**Direction:** Transcribe every entry word for word, leaving out all images.

**Data provided:**
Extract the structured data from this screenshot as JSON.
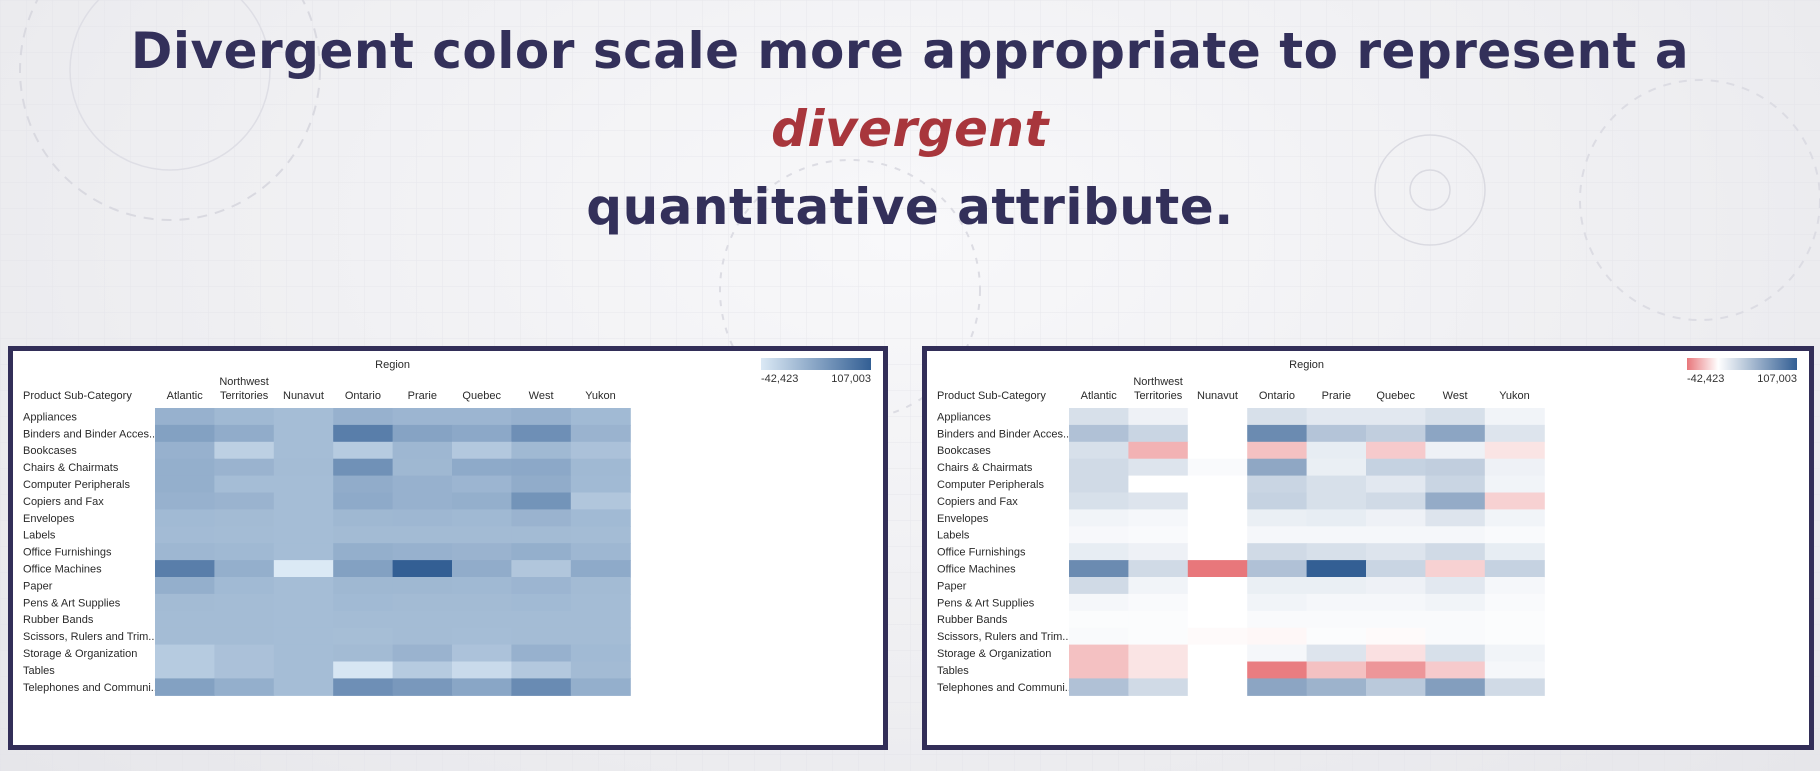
{
  "slide": {
    "title_part1": "Divergent color scale more appropriate to represent a ",
    "title_accent": "divergent",
    "title_part2": "quantitative attribute."
  },
  "colors": {
    "title": "#33305a",
    "accent": "#a8363c",
    "frame": "#322e58",
    "seq_low": "#dbe9f5",
    "seq_high": "#335f94",
    "div_neg": "#e8777b",
    "div_mid": "#ffffff",
    "div_pos": "#335f94"
  },
  "chart_data": [
    {
      "type": "heatmap",
      "color_scale": "sequential",
      "column_group": "Region",
      "row_header": "Product Sub-Category",
      "legend": {
        "min_label": "-42,423",
        "max_label": "107,003",
        "min": -42423,
        "max": 107003,
        "placement": "top-right"
      },
      "columns": [
        "Atlantic",
        "Northwest Territories",
        "Nunavut",
        "Ontario",
        "Prarie",
        "Quebec",
        "West",
        "Yukon"
      ],
      "rows": [
        "Appliances",
        "Binders and Binder Acces..",
        "Bookcases",
        "Chairs & Chairmats",
        "Computer Peripherals",
        "Copiers and Fax",
        "Envelopes",
        "Labels",
        "Office Furnishings",
        "Office Machines",
        "Paper",
        "Pens & Art Supplies",
        "Rubber Bands",
        "Scissors, Rulers and Trim..",
        "Storage & Organization",
        "Tables",
        "Telephones and Communi.."
      ],
      "values": [
        [
          12000,
          4000,
          0,
          12000,
          8000,
          8000,
          12000,
          3000
        ],
        [
          30000,
          18000,
          0,
          70000,
          28000,
          22000,
          50000,
          10000
        ],
        [
          12000,
          -20000,
          0,
          -15000,
          6000,
          -12000,
          4000,
          -5000
        ],
        [
          15000,
          10000,
          1000,
          48000,
          5000,
          20000,
          22000,
          4000
        ],
        [
          15000,
          0,
          0,
          18000,
          12000,
          8000,
          18000,
          3000
        ],
        [
          12000,
          10000,
          0,
          20000,
          12000,
          15000,
          45000,
          -10000
        ],
        [
          3000,
          2000,
          0,
          5000,
          6000,
          4000,
          10000,
          3000
        ],
        [
          1500,
          1000,
          0,
          2000,
          2000,
          2000,
          2000,
          1000
        ],
        [
          6000,
          4000,
          0,
          15000,
          12000,
          10000,
          15000,
          6000
        ],
        [
          70000,
          15000,
          -42423,
          30000,
          107003,
          18000,
          -10000,
          20000
        ],
        [
          15000,
          3000,
          0,
          5000,
          5000,
          4000,
          8000,
          2000
        ],
        [
          2000,
          1000,
          0,
          3000,
          2000,
          2000,
          3000,
          1000
        ],
        [
          500,
          500,
          0,
          1000,
          1000,
          1000,
          1000,
          500
        ],
        [
          1000,
          500,
          -500,
          -1000,
          500,
          -500,
          1000,
          500
        ],
        [
          -15000,
          -5000,
          0,
          2000,
          10000,
          -6000,
          12000,
          3000
        ],
        [
          -15000,
          -5000,
          0,
          -40000,
          -15000,
          -30000,
          -12000,
          2000
        ],
        [
          30000,
          15000,
          0,
          50000,
          40000,
          25000,
          55000,
          15000
        ]
      ]
    },
    {
      "type": "heatmap",
      "color_scale": "diverging",
      "column_group": "Region",
      "row_header": "Product Sub-Category",
      "legend": {
        "min_label": "-42,423",
        "max_label": "107,003",
        "min": -42423,
        "max": 107003,
        "placement": "top-right"
      },
      "columns": [
        "Atlantic",
        "Northwest Territories",
        "Nunavut",
        "Ontario",
        "Prarie",
        "Quebec",
        "West",
        "Yukon"
      ],
      "rows": [
        "Appliances",
        "Binders and Binder Acces..",
        "Bookcases",
        "Chairs & Chairmats",
        "Computer Peripherals",
        "Copiers and Fax",
        "Envelopes",
        "Labels",
        "Office Furnishings",
        "Office Machines",
        "Paper",
        "Pens & Art Supplies",
        "Rubber Bands",
        "Scissors, Rulers and Trim..",
        "Storage & Organization",
        "Tables",
        "Telephones and Communi.."
      ],
      "values": [
        [
          12000,
          4000,
          0,
          12000,
          8000,
          8000,
          12000,
          3000
        ],
        [
          30000,
          18000,
          0,
          70000,
          28000,
          22000,
          50000,
          10000
        ],
        [
          12000,
          -20000,
          0,
          -15000,
          6000,
          -12000,
          4000,
          -5000
        ],
        [
          15000,
          10000,
          1000,
          48000,
          5000,
          20000,
          22000,
          4000
        ],
        [
          15000,
          0,
          0,
          18000,
          12000,
          8000,
          18000,
          3000
        ],
        [
          12000,
          10000,
          0,
          20000,
          12000,
          15000,
          45000,
          -10000
        ],
        [
          3000,
          2000,
          0,
          5000,
          6000,
          4000,
          10000,
          3000
        ],
        [
          1500,
          1000,
          0,
          2000,
          2000,
          2000,
          2000,
          1000
        ],
        [
          6000,
          4000,
          0,
          15000,
          12000,
          10000,
          15000,
          6000
        ],
        [
          70000,
          15000,
          -42423,
          30000,
          107003,
          18000,
          -10000,
          20000
        ],
        [
          15000,
          3000,
          0,
          5000,
          5000,
          4000,
          8000,
          2000
        ],
        [
          2000,
          1000,
          0,
          3000,
          2000,
          2000,
          3000,
          1000
        ],
        [
          500,
          500,
          0,
          1000,
          1000,
          1000,
          1000,
          500
        ],
        [
          1000,
          500,
          -500,
          -1000,
          500,
          -500,
          1000,
          500
        ],
        [
          -15000,
          -5000,
          0,
          2000,
          10000,
          -6000,
          12000,
          3000
        ],
        [
          -15000,
          -5000,
          0,
          -40000,
          -15000,
          -30000,
          -12000,
          2000
        ],
        [
          30000,
          15000,
          0,
          50000,
          40000,
          25000,
          55000,
          15000
        ]
      ]
    }
  ]
}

**Complete answer:**
Extract the structured data from this screenshot as JSON.
{
  "slide": {
    "title_part1": "Divergent color scale more appropriate to represent a ",
    "title_accent": "divergent",
    "title_part2": "quantitative attribute."
  },
  "colors": {
    "title": "#33305a",
    "accent": "#a8363c",
    "frame": "#322e58",
    "seq_low": "#dbe9f5",
    "seq_high": "#335f94",
    "div_neg": "#e8777b",
    "div_mid": "#ffffff",
    "div_pos": "#335f94"
  },
  "chart_data": [
    {
      "type": "heatmap",
      "color_scale": "sequential",
      "column_group": "Region",
      "row_header": "Product Sub-Category",
      "legend": {
        "min_label": "-42,423",
        "max_label": "107,003",
        "min": -42423,
        "max": 107003,
        "placement": "top-right"
      },
      "columns": [
        "Atlantic",
        "Northwest Territories",
        "Nunavut",
        "Ontario",
        "Prarie",
        "Quebec",
        "West",
        "Yukon"
      ],
      "rows": [
        "Appliances",
        "Binders and Binder Acces..",
        "Bookcases",
        "Chairs & Chairmats",
        "Computer Peripherals",
        "Copiers and Fax",
        "Envelopes",
        "Labels",
        "Office Furnishings",
        "Office Machines",
        "Paper",
        "Pens & Art Supplies",
        "Rubber Bands",
        "Scissors, Rulers and Trim..",
        "Storage & Organization",
        "Tables",
        "Telephones and Communi.."
      ],
      "values": [
        [
          12000,
          4000,
          0,
          12000,
          8000,
          8000,
          12000,
          3000
        ],
        [
          30000,
          18000,
          0,
          70000,
          28000,
          22000,
          50000,
          10000
        ],
        [
          12000,
          -20000,
          0,
          -15000,
          6000,
          -12000,
          4000,
          -5000
        ],
        [
          15000,
          10000,
          1000,
          48000,
          5000,
          20000,
          22000,
          4000
        ],
        [
          15000,
          0,
          0,
          18000,
          12000,
          8000,
          18000,
          3000
        ],
        [
          12000,
          10000,
          0,
          20000,
          12000,
          15000,
          45000,
          -10000
        ],
        [
          3000,
          2000,
          0,
          5000,
          6000,
          4000,
          10000,
          3000
        ],
        [
          1500,
          1000,
          0,
          2000,
          2000,
          2000,
          2000,
          1000
        ],
        [
          6000,
          4000,
          0,
          15000,
          12000,
          10000,
          15000,
          6000
        ],
        [
          70000,
          15000,
          -42423,
          30000,
          107003,
          18000,
          -10000,
          20000
        ],
        [
          15000,
          3000,
          0,
          5000,
          5000,
          4000,
          8000,
          2000
        ],
        [
          2000,
          1000,
          0,
          3000,
          2000,
          2000,
          3000,
          1000
        ],
        [
          500,
          500,
          0,
          1000,
          1000,
          1000,
          1000,
          500
        ],
        [
          1000,
          500,
          -500,
          -1000,
          500,
          -500,
          1000,
          500
        ],
        [
          -15000,
          -5000,
          0,
          2000,
          10000,
          -6000,
          12000,
          3000
        ],
        [
          -15000,
          -5000,
          0,
          -40000,
          -15000,
          -30000,
          -12000,
          2000
        ],
        [
          30000,
          15000,
          0,
          50000,
          40000,
          25000,
          55000,
          15000
        ]
      ]
    },
    {
      "type": "heatmap",
      "color_scale": "diverging",
      "column_group": "Region",
      "row_header": "Product Sub-Category",
      "legend": {
        "min_label": "-42,423",
        "max_label": "107,003",
        "min": -42423,
        "max": 107003,
        "placement": "top-right"
      },
      "columns": [
        "Atlantic",
        "Northwest Territories",
        "Nunavut",
        "Ontario",
        "Prarie",
        "Quebec",
        "West",
        "Yukon"
      ],
      "rows": [
        "Appliances",
        "Binders and Binder Acces..",
        "Bookcases",
        "Chairs & Chairmats",
        "Computer Peripherals",
        "Copiers and Fax",
        "Envelopes",
        "Labels",
        "Office Furnishings",
        "Office Machines",
        "Paper",
        "Pens & Art Supplies",
        "Rubber Bands",
        "Scissors, Rulers and Trim..",
        "Storage & Organization",
        "Tables",
        "Telephones and Communi.."
      ],
      "values": [
        [
          12000,
          4000,
          0,
          12000,
          8000,
          8000,
          12000,
          3000
        ],
        [
          30000,
          18000,
          0,
          70000,
          28000,
          22000,
          50000,
          10000
        ],
        [
          12000,
          -20000,
          0,
          -15000,
          6000,
          -12000,
          4000,
          -5000
        ],
        [
          15000,
          10000,
          1000,
          48000,
          5000,
          20000,
          22000,
          4000
        ],
        [
          15000,
          0,
          0,
          18000,
          12000,
          8000,
          18000,
          3000
        ],
        [
          12000,
          10000,
          0,
          20000,
          12000,
          15000,
          45000,
          -10000
        ],
        [
          3000,
          2000,
          0,
          5000,
          6000,
          4000,
          10000,
          3000
        ],
        [
          1500,
          1000,
          0,
          2000,
          2000,
          2000,
          2000,
          1000
        ],
        [
          6000,
          4000,
          0,
          15000,
          12000,
          10000,
          15000,
          6000
        ],
        [
          70000,
          15000,
          -42423,
          30000,
          107003,
          18000,
          -10000,
          20000
        ],
        [
          15000,
          3000,
          0,
          5000,
          5000,
          4000,
          8000,
          2000
        ],
        [
          2000,
          1000,
          0,
          3000,
          2000,
          2000,
          3000,
          1000
        ],
        [
          500,
          500,
          0,
          1000,
          1000,
          1000,
          1000,
          500
        ],
        [
          1000,
          500,
          -500,
          -1000,
          500,
          -500,
          1000,
          500
        ],
        [
          -15000,
          -5000,
          0,
          2000,
          10000,
          -6000,
          12000,
          3000
        ],
        [
          -15000,
          -5000,
          0,
          -40000,
          -15000,
          -30000,
          -12000,
          2000
        ],
        [
          30000,
          15000,
          0,
          50000,
          40000,
          25000,
          55000,
          15000
        ]
      ]
    }
  ]
}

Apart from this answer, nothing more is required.